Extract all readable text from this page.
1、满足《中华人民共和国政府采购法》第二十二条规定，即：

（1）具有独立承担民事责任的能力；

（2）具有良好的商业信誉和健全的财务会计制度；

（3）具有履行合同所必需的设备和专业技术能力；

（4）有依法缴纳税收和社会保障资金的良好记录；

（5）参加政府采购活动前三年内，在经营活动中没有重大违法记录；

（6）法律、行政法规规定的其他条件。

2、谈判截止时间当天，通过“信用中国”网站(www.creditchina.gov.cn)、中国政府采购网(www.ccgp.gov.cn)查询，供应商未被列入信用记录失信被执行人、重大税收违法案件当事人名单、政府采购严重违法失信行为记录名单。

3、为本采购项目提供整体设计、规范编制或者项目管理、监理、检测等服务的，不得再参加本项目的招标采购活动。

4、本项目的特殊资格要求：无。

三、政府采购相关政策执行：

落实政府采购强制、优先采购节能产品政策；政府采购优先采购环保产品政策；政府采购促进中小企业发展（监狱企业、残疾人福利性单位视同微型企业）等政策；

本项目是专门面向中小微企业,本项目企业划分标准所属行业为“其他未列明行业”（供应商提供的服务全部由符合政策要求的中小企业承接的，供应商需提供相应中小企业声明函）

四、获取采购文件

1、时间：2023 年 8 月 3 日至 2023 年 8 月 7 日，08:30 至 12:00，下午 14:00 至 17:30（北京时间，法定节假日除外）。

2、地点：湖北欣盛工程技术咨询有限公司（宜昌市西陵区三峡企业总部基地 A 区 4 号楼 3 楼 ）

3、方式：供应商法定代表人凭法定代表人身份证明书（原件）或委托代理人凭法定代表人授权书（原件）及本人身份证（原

■ ■ ■ ■ ■

Repeat the material from above exactly, word for word.

__Output for this task__:
Extract all readable text from this page.
1、满足《中华人民共和国政府采购法》第二十二条规定，即：

（1）具有独立承担民事责任的能力；

（2）具有良好的商业信誉和健全的财务会计制度；

（3）具有履行合同所必需的设备和专业技术能力；

（4）有依法缴纳税收和社会保障资金的良好记录；

（5）参加政府采购活动前三年内，在经营活动中没有重大违法记录；

（6）法律、行政法规规定的其他条件。

2、谈判截止时间当天，通过“信用中国”网站(www.creditchina.gov.cn)、中国政府采购网(www.ccgp.gov.cn)查询，供应商未被列入信用记录失信被执行人、重大税收违法案件当事人名单、政府采购严重违法失信行为记录名单。

3、为本采购项目提供整体设计、规范编制或者项目管理、监理、检测等服务的，不得再参加本项目的招标采购活动。

4、本项目的特殊资格要求：无。

三、政府采购相关政策执行：

落实政府采购强制、优先采购节能产品政策；政府采购优先采购环保产品政策；政府采购促进中小企业发展（监狱企业、残疾人福利性单位视同微型企业）等政策；

本项目是专门面向中小微企业,本项目企业划分标准所属行业为“其他未列明行业”（供应商提供的服务全部由符合政策要求的中小企业承接的，供应商需提供相应中小企业声明函）

四、获取采购文件

1、时间：2023 年 8 月 3 日至 2023 年 8 月 7 日，08:30 至 12:00，下午 14:00 至 17:30（北京时间，法定节假日除外）。

2、地点：湖北欣盛工程技术咨询有限公司（宜昌市西陵区三峡企业总部基地 A 区 4 号楼 3 楼 ）

3、方式：供应商法定代表人凭法定代表人身份证明书（原件）或委托代理人凭法定代表人授权书（原件）及本人身份证（原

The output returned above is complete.